To do. Bring together all lines of the material below that contain the string "ylabel".

[Dataset listings of figures]
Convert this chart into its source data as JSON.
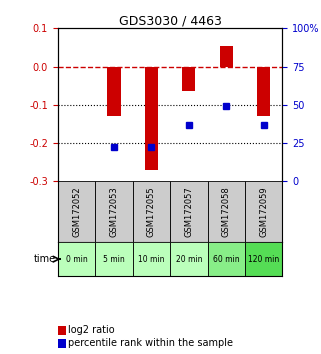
{
  "title": "GDS3030 / 4463",
  "samples": [
    "GSM172052",
    "GSM172053",
    "GSM172055",
    "GSM172057",
    "GSM172058",
    "GSM172059"
  ],
  "time_labels": [
    "0 min",
    "5 min",
    "10 min",
    "20 min",
    "60 min",
    "120 min"
  ],
  "log2_ratio": [
    0.0,
    -0.13,
    -0.27,
    -0.065,
    0.055,
    -0.13
  ],
  "percentile_rank": [
    null,
    22,
    22,
    37,
    49,
    37
  ],
  "bar_color": "#cc0000",
  "dot_color": "#0000cc",
  "ylim_left": [
    -0.3,
    0.1
  ],
  "ylim_right": [
    0,
    100
  ],
  "yticks_left": [
    0.1,
    0.0,
    -0.1,
    -0.2,
    -0.3
  ],
  "yticks_right": [
    100,
    75,
    50,
    25,
    0
  ],
  "dotted_lines": [
    -0.1,
    -0.2
  ],
  "bar_width": 0.35,
  "sample_bg_color": "#cccccc",
  "time_bg_colors": [
    "#bbffbb",
    "#bbffbb",
    "#bbffbb",
    "#bbffbb",
    "#88ee88",
    "#55dd55"
  ],
  "legend_log2_color": "#cc0000",
  "legend_pct_color": "#0000cc"
}
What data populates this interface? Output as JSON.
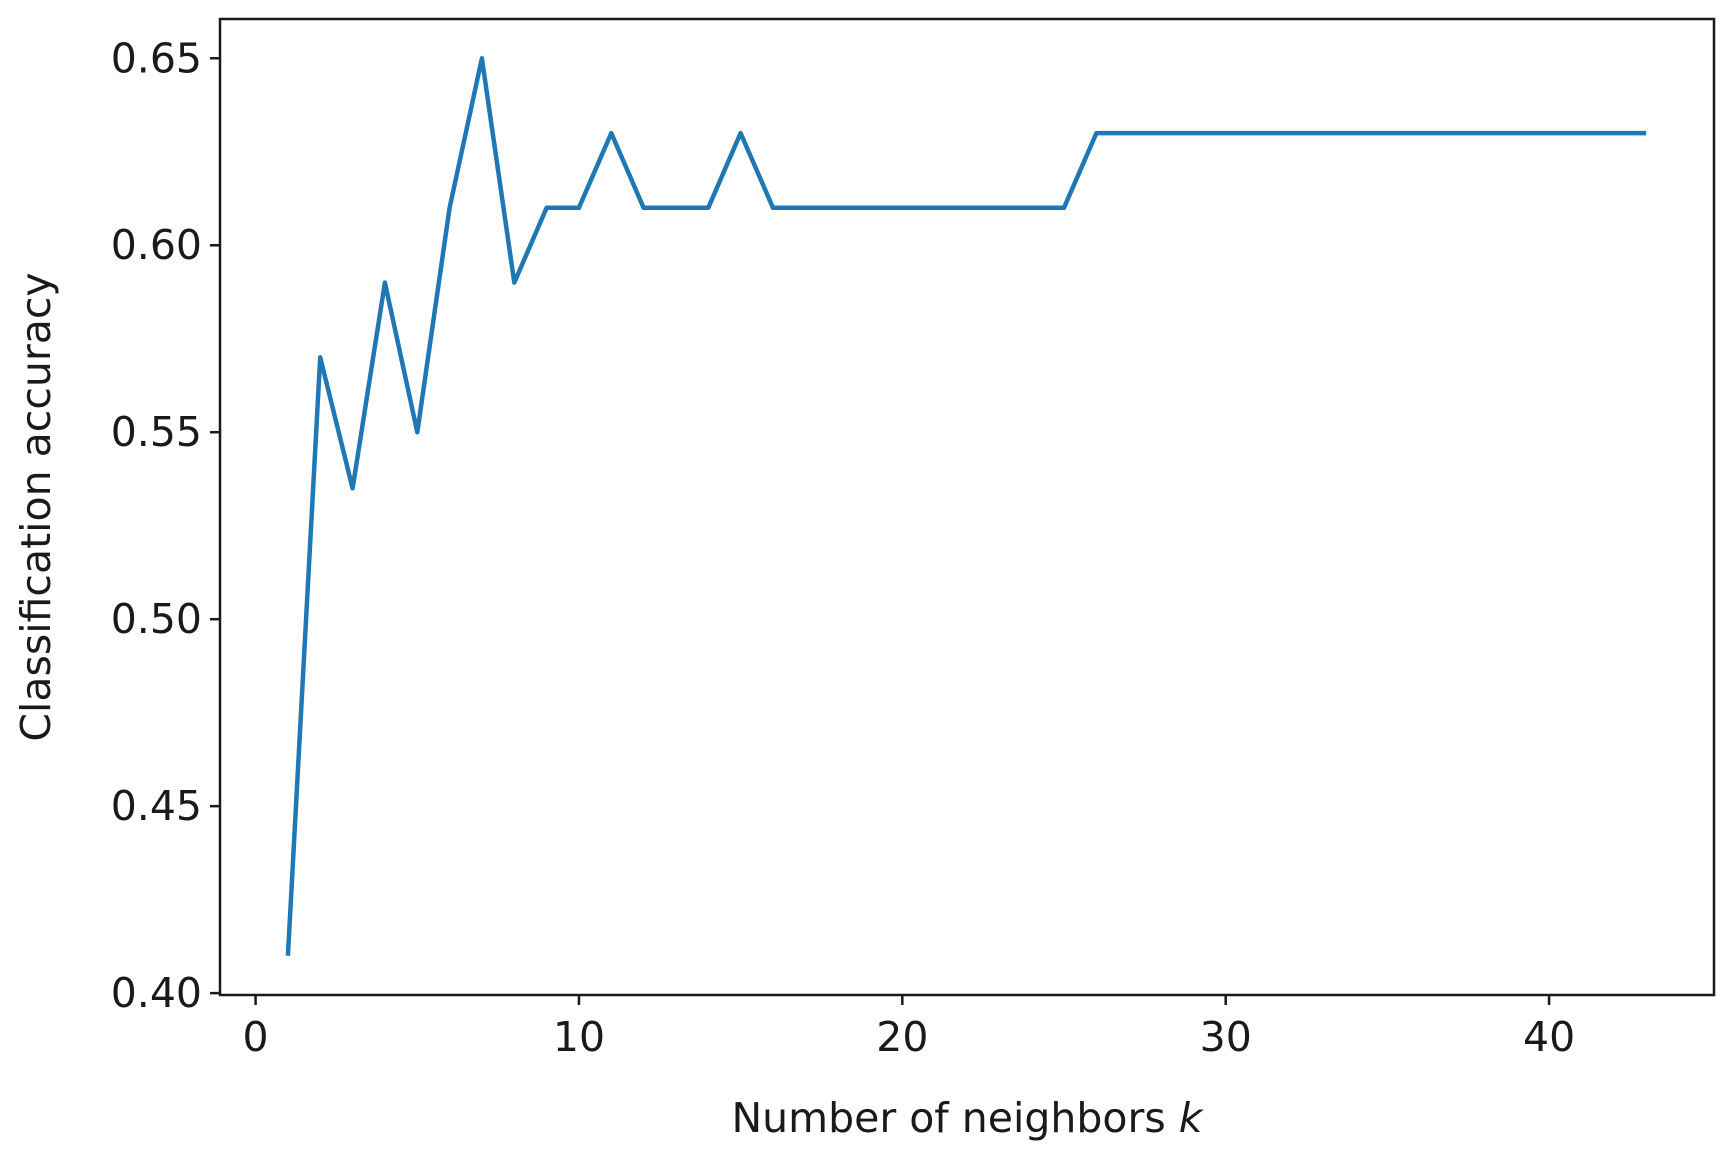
{
  "chart_data": {
    "type": "line",
    "title": "",
    "xlabel": "Number of neighbors ",
    "xlabel_var": "k",
    "ylabel": "Classification accuracy",
    "xlim": [
      -1.1,
      45.1
    ],
    "ylim": [
      0.3995,
      0.6605
    ],
    "x_ticks": [
      0,
      10,
      20,
      30,
      40
    ],
    "x_tick_labels": [
      "0",
      "10",
      "20",
      "30",
      "40"
    ],
    "y_ticks": [
      0.4,
      0.45,
      0.5,
      0.55,
      0.6,
      0.65
    ],
    "y_tick_labels": [
      "0.40",
      "0.45",
      "0.50",
      "0.55",
      "0.60",
      "0.65"
    ],
    "grid": false,
    "series": [
      {
        "color": "#1f77b4",
        "x": [
          1,
          2,
          3,
          4,
          5,
          6,
          7,
          8,
          9,
          10,
          11,
          12,
          13,
          14,
          15,
          16,
          17,
          18,
          19,
          20,
          21,
          22,
          23,
          24,
          25,
          26,
          27,
          28,
          29,
          30,
          31,
          32,
          33,
          34,
          35,
          36,
          37,
          38,
          39,
          40,
          41,
          42,
          43
        ],
        "values": [
          0.41,
          0.57,
          0.535,
          0.59,
          0.55,
          0.61,
          0.65,
          0.59,
          0.61,
          0.61,
          0.63,
          0.61,
          0.61,
          0.61,
          0.63,
          0.61,
          0.61,
          0.61,
          0.61,
          0.61,
          0.61,
          0.61,
          0.61,
          0.61,
          0.61,
          0.63,
          0.63,
          0.63,
          0.63,
          0.63,
          0.63,
          0.63,
          0.63,
          0.63,
          0.63,
          0.63,
          0.63,
          0.63,
          0.63,
          0.63,
          0.63,
          0.63,
          0.63
        ]
      }
    ]
  }
}
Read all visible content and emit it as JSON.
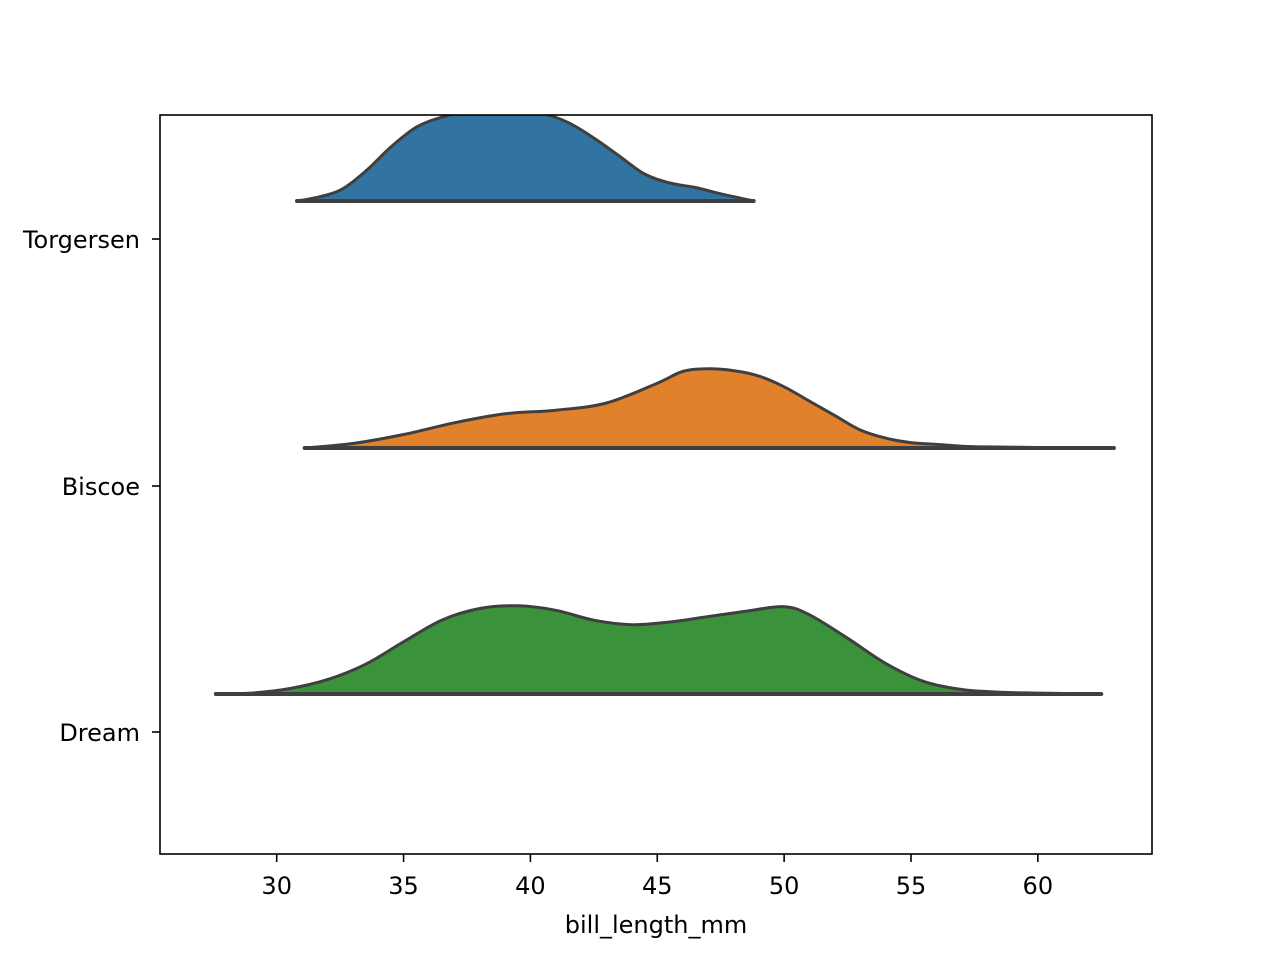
{
  "chart_data": {
    "type": "violin",
    "orientation": "horizontal",
    "split": "upper-half",
    "title": "",
    "xlabel": "bill_length_mm",
    "ylabel": "",
    "xlim": [
      25.4,
      64.5
    ],
    "xticks": [
      30,
      35,
      40,
      45,
      50,
      55,
      60
    ],
    "categories": [
      "Torgersen",
      "Biscoe",
      "Dream"
    ],
    "grid": false,
    "legend": "none",
    "series": [
      {
        "category": "Torgersen",
        "color": "#3274a1",
        "x": [
          30.8,
          31.5,
          32.5,
          33.5,
          34.5,
          35.5,
          36.5,
          37.5,
          38.5,
          39.5,
          40.5,
          41.5,
          42.5,
          43.5,
          44.5,
          45.5,
          46.5,
          47.5,
          48.3,
          48.8
        ],
        "density": [
          0.0,
          0.035,
          0.12,
          0.33,
          0.6,
          0.82,
          0.93,
          0.99,
          1.0,
          1.0,
          0.97,
          0.87,
          0.7,
          0.5,
          0.3,
          0.2,
          0.15,
          0.08,
          0.03,
          0.0
        ]
      },
      {
        "category": "Biscoe",
        "color": "#e1812c",
        "x": [
          31.1,
          33,
          35,
          37,
          39,
          41,
          43,
          45,
          46,
          47,
          48,
          49,
          50,
          51,
          52,
          53,
          54,
          55,
          56,
          57,
          58,
          60,
          62,
          63
        ],
        "density": [
          0.0,
          0.05,
          0.15,
          0.28,
          0.38,
          0.42,
          0.5,
          0.72,
          0.85,
          0.88,
          0.86,
          0.8,
          0.68,
          0.52,
          0.36,
          0.2,
          0.11,
          0.06,
          0.04,
          0.02,
          0.012,
          0.006,
          0.002,
          0.0
        ]
      },
      {
        "category": "Dream",
        "color": "#3a923a",
        "x": [
          27.6,
          29,
          30.5,
          32,
          33.5,
          35,
          36.5,
          38,
          39.5,
          41,
          42.5,
          44,
          45.5,
          47,
          48.5,
          50,
          51,
          52.5,
          54,
          55.5,
          57,
          58.5,
          60,
          62.5
        ],
        "density": [
          0.0,
          0.01,
          0.06,
          0.16,
          0.33,
          0.58,
          0.82,
          0.95,
          0.98,
          0.93,
          0.82,
          0.77,
          0.8,
          0.86,
          0.92,
          0.97,
          0.88,
          0.62,
          0.34,
          0.14,
          0.05,
          0.02,
          0.01,
          0.0
        ]
      }
    ]
  }
}
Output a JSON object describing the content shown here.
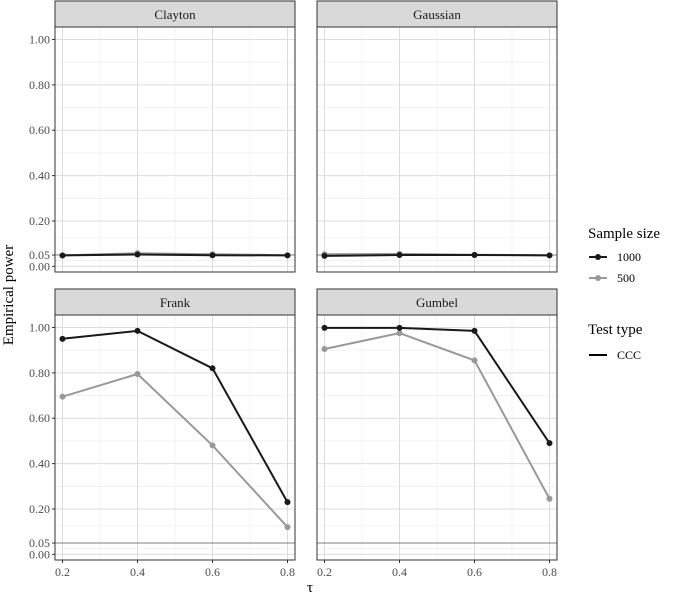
{
  "chart_data": {
    "type": "line",
    "facet_by": "copula",
    "xlabel": "τ",
    "ylabel": "Empirical power",
    "x": [
      0.2,
      0.4,
      0.6,
      0.8
    ],
    "x_tick_labels": [
      "0.2",
      "0.4",
      "0.6",
      "0.8"
    ],
    "xlim": [
      0.18,
      0.82
    ],
    "ylim": [
      -0.025,
      1.055
    ],
    "y_ticks": [
      0.0,
      0.05,
      0.2,
      0.4,
      0.6,
      0.8,
      1.0
    ],
    "y_tick_labels": [
      "0.00",
      "0.05",
      "0.20",
      "0.40",
      "0.60",
      "0.80",
      "1.00"
    ],
    "reference_line": 0.05,
    "grid": true,
    "legend_position": "right",
    "legends": [
      {
        "title": "Sample size",
        "entries": [
          {
            "label": "1000",
            "color": "#1a1a1a",
            "shape": "point-line"
          },
          {
            "label": "500",
            "color": "#999999",
            "shape": "point-line"
          }
        ]
      },
      {
        "title": "Test type",
        "entries": [
          {
            "label": "CCC",
            "color": "#000000",
            "shape": "line"
          }
        ]
      }
    ],
    "panels": [
      {
        "title": "Clayton",
        "series": [
          {
            "name": "1000",
            "color": "#1a1a1a",
            "values": [
              0.048,
              0.052,
              0.049,
              0.048
            ]
          },
          {
            "name": "500",
            "color": "#999999",
            "values": [
              0.048,
              0.058,
              0.053,
              0.049
            ]
          }
        ]
      },
      {
        "title": "Gaussian",
        "series": [
          {
            "name": "1000",
            "color": "#1a1a1a",
            "values": [
              0.046,
              0.05,
              0.05,
              0.048
            ]
          },
          {
            "name": "500",
            "color": "#999999",
            "values": [
              0.053,
              0.055,
              0.051,
              0.049
            ]
          }
        ]
      },
      {
        "title": "Frank",
        "series": [
          {
            "name": "1000",
            "color": "#1a1a1a",
            "values": [
              0.95,
              0.985,
              0.82,
              0.23
            ]
          },
          {
            "name": "500",
            "color": "#999999",
            "values": [
              0.695,
              0.795,
              0.48,
              0.12
            ]
          }
        ]
      },
      {
        "title": "Gumbel",
        "series": [
          {
            "name": "1000",
            "color": "#1a1a1a",
            "values": [
              0.998,
              0.998,
              0.985,
              0.49
            ]
          },
          {
            "name": "500",
            "color": "#999999",
            "values": [
              0.905,
              0.975,
              0.855,
              0.245
            ]
          }
        ]
      }
    ]
  }
}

Full output.
    "ylabel": "Classification accuracy",
    "ylabel": "",
    "ylabel": "Empirical power",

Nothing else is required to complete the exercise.